[Dataset excerpts]
.....

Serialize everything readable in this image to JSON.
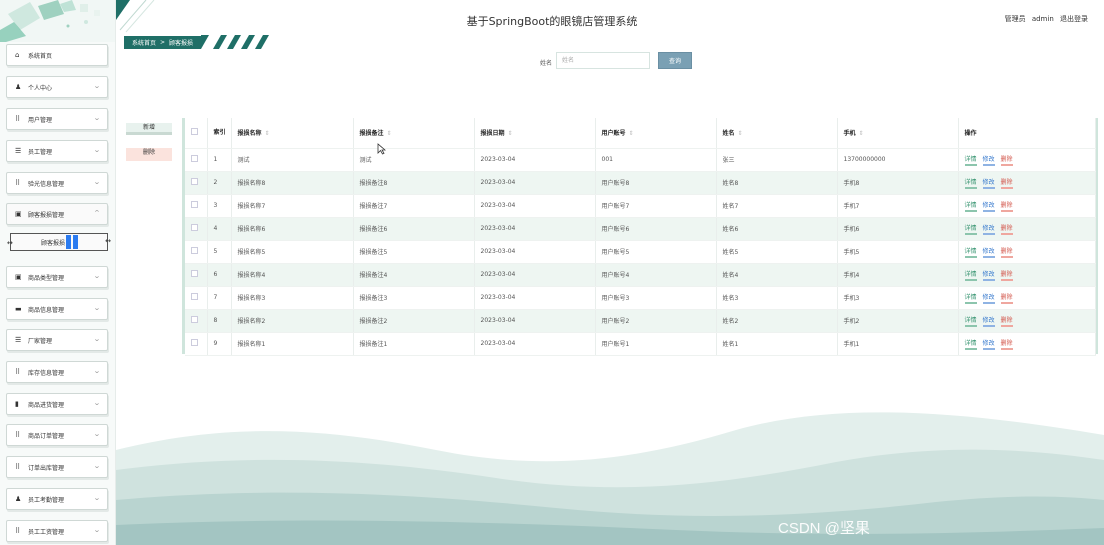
{
  "app": {
    "title": "基于SpringBoot的眼镜店管理系统",
    "user_role": "管理员",
    "username": "admin",
    "logout": "退出登录"
  },
  "breadcrumb": {
    "home": "系统首页",
    "separator": ">",
    "current": "顾客报损"
  },
  "sidebar": {
    "items": [
      {
        "label": "系统首页",
        "icon": "home-icon",
        "glyph": "⌂",
        "chevron": false
      },
      {
        "label": "个人中心",
        "icon": "user-icon",
        "glyph": "♟",
        "chevron": true
      },
      {
        "label": "用户管理",
        "icon": "grid-icon",
        "glyph": "⠿",
        "chevron": true
      },
      {
        "label": "员工管理",
        "icon": "list-icon",
        "glyph": "☰",
        "chevron": true
      },
      {
        "label": "验光信息管理",
        "icon": "grid-icon",
        "glyph": "⠿",
        "chevron": true
      },
      {
        "label": "顾客报损管理",
        "icon": "lock-icon",
        "glyph": "▣",
        "chevron": true,
        "expanded": true
      },
      {
        "label": "商品类型管理",
        "icon": "lock-icon",
        "glyph": "▣",
        "chevron": true
      },
      {
        "label": "商品信息管理",
        "icon": "monitor-icon",
        "glyph": "▬",
        "chevron": true
      },
      {
        "label": "厂家管理",
        "icon": "list-icon",
        "glyph": "☰",
        "chevron": true
      },
      {
        "label": "库存信息管理",
        "icon": "grid-icon",
        "glyph": "⠿",
        "chevron": true
      },
      {
        "label": "商品进货管理",
        "icon": "bar-chart-icon",
        "glyph": "▮",
        "chevron": true
      },
      {
        "label": "商品订单管理",
        "icon": "grid-icon",
        "glyph": "⠿",
        "chevron": true
      },
      {
        "label": "订单出库管理",
        "icon": "grid-icon",
        "glyph": "⠿",
        "chevron": true
      },
      {
        "label": "员工考勤管理",
        "icon": "user-icon",
        "glyph": "♟",
        "chevron": true
      },
      {
        "label": "员工工资管理",
        "icon": "grid-icon",
        "glyph": "⠿",
        "chevron": true
      }
    ],
    "submenu_label": "顾客报损"
  },
  "search": {
    "label": "姓名",
    "placeholder": "姓名",
    "button": "查询"
  },
  "actions": {
    "add": "新增",
    "delete": "删除"
  },
  "table": {
    "headers": [
      "索引",
      "报损名称",
      "报损备注",
      "报损日期",
      "用户账号",
      "姓名",
      "手机",
      "操作"
    ],
    "sort_glyph": "⇕",
    "ops": {
      "detail": "详情",
      "edit": "修改",
      "delete": "删除"
    },
    "rows": [
      {
        "index": "1",
        "name": "测试",
        "note": "测试",
        "date": "2023-03-04",
        "account": "001",
        "person": "张三",
        "phone": "13700000000"
      },
      {
        "index": "2",
        "name": "报损名称8",
        "note": "报损备注8",
        "date": "2023-03-04",
        "account": "用户账号8",
        "person": "姓名8",
        "phone": "手机8"
      },
      {
        "index": "3",
        "name": "报损名称7",
        "note": "报损备注7",
        "date": "2023-03-04",
        "account": "用户账号7",
        "person": "姓名7",
        "phone": "手机7"
      },
      {
        "index": "4",
        "name": "报损名称6",
        "note": "报损备注6",
        "date": "2023-03-04",
        "account": "用户账号6",
        "person": "姓名6",
        "phone": "手机6"
      },
      {
        "index": "5",
        "name": "报损名称5",
        "note": "报损备注5",
        "date": "2023-03-04",
        "account": "用户账号5",
        "person": "姓名5",
        "phone": "手机5"
      },
      {
        "index": "6",
        "name": "报损名称4",
        "note": "报损备注4",
        "date": "2023-03-04",
        "account": "用户账号4",
        "person": "姓名4",
        "phone": "手机4"
      },
      {
        "index": "7",
        "name": "报损名称3",
        "note": "报损备注3",
        "date": "2023-03-04",
        "account": "用户账号3",
        "person": "姓名3",
        "phone": "手机3"
      },
      {
        "index": "8",
        "name": "报损名称2",
        "note": "报损备注2",
        "date": "2023-03-04",
        "account": "用户账号2",
        "person": "姓名2",
        "phone": "手机2"
      },
      {
        "index": "9",
        "name": "报损名称1",
        "note": "报损备注1",
        "date": "2023-03-04",
        "account": "用户账号1",
        "person": "姓名1",
        "phone": "手机1"
      }
    ]
  },
  "watermark": "CSDN @坚果"
}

.....

Retype the listing exactly. Pictures do not belong in the copy.

§ **ANSWER TO THIS EXERCISE**:
Serialize everything readable in this image to JSON.
{
  "app": {
    "title": "基于SpringBoot的眼镜店管理系统",
    "user_role": "管理员",
    "username": "admin",
    "logout": "退出登录"
  },
  "breadcrumb": {
    "home": "系统首页",
    "separator": ">",
    "current": "顾客报损"
  },
  "sidebar": {
    "items": [
      {
        "label": "系统首页",
        "icon": "home-icon",
        "glyph": "⌂",
        "chevron": false
      },
      {
        "label": "个人中心",
        "icon": "user-icon",
        "glyph": "♟",
        "chevron": true
      },
      {
        "label": "用户管理",
        "icon": "grid-icon",
        "glyph": "⠿",
        "chevron": true
      },
      {
        "label": "员工管理",
        "icon": "list-icon",
        "glyph": "☰",
        "chevron": true
      },
      {
        "label": "验光信息管理",
        "icon": "grid-icon",
        "glyph": "⠿",
        "chevron": true
      },
      {
        "label": "顾客报损管理",
        "icon": "lock-icon",
        "glyph": "▣",
        "chevron": true,
        "expanded": true
      },
      {
        "label": "商品类型管理",
        "icon": "lock-icon",
        "glyph": "▣",
        "chevron": true
      },
      {
        "label": "商品信息管理",
        "icon": "monitor-icon",
        "glyph": "▬",
        "chevron": true
      },
      {
        "label": "厂家管理",
        "icon": "list-icon",
        "glyph": "☰",
        "chevron": true
      },
      {
        "label": "库存信息管理",
        "icon": "grid-icon",
        "glyph": "⠿",
        "chevron": true
      },
      {
        "label": "商品进货管理",
        "icon": "bar-chart-icon",
        "glyph": "▮",
        "chevron": true
      },
      {
        "label": "商品订单管理",
        "icon": "grid-icon",
        "glyph": "⠿",
        "chevron": true
      },
      {
        "label": "订单出库管理",
        "icon": "grid-icon",
        "glyph": "⠿",
        "chevron": true
      },
      {
        "label": "员工考勤管理",
        "icon": "user-icon",
        "glyph": "♟",
        "chevron": true
      },
      {
        "label": "员工工资管理",
        "icon": "grid-icon",
        "glyph": "⠿",
        "chevron": true
      }
    ],
    "submenu_label": "顾客报损"
  },
  "search": {
    "label": "姓名",
    "placeholder": "姓名",
    "button": "查询"
  },
  "actions": {
    "add": "新增",
    "delete": "删除"
  },
  "table": {
    "headers": [
      "索引",
      "报损名称",
      "报损备注",
      "报损日期",
      "用户账号",
      "姓名",
      "手机",
      "操作"
    ],
    "sort_glyph": "⇕",
    "ops": {
      "detail": "详情",
      "edit": "修改",
      "delete": "删除"
    },
    "rows": [
      {
        "index": "1",
        "name": "测试",
        "note": "测试",
        "date": "2023-03-04",
        "account": "001",
        "person": "张三",
        "phone": "13700000000"
      },
      {
        "index": "2",
        "name": "报损名称8",
        "note": "报损备注8",
        "date": "2023-03-04",
        "account": "用户账号8",
        "person": "姓名8",
        "phone": "手机8"
      },
      {
        "index": "3",
        "name": "报损名称7",
        "note": "报损备注7",
        "date": "2023-03-04",
        "account": "用户账号7",
        "person": "姓名7",
        "phone": "手机7"
      },
      {
        "index": "4",
        "name": "报损名称6",
        "note": "报损备注6",
        "date": "2023-03-04",
        "account": "用户账号6",
        "person": "姓名6",
        "phone": "手机6"
      },
      {
        "index": "5",
        "name": "报损名称5",
        "note": "报损备注5",
        "date": "2023-03-04",
        "account": "用户账号5",
        "person": "姓名5",
        "phone": "手机5"
      },
      {
        "index": "6",
        "name": "报损名称4",
        "note": "报损备注4",
        "date": "2023-03-04",
        "account": "用户账号4",
        "person": "姓名4",
        "phone": "手机4"
      },
      {
        "index": "7",
        "name": "报损名称3",
        "note": "报损备注3",
        "date": "2023-03-04",
        "account": "用户账号3",
        "person": "姓名3",
        "phone": "手机3"
      },
      {
        "index": "8",
        "name": "报损名称2",
        "note": "报损备注2",
        "date": "2023-03-04",
        "account": "用户账号2",
        "person": "姓名2",
        "phone": "手机2"
      },
      {
        "index": "9",
        "name": "报损名称1",
        "note": "报损备注1",
        "date": "2023-03-04",
        "account": "用户账号1",
        "person": "姓名1",
        "phone": "手机1"
      }
    ]
  },
  "watermark": "CSDN @坚果"
}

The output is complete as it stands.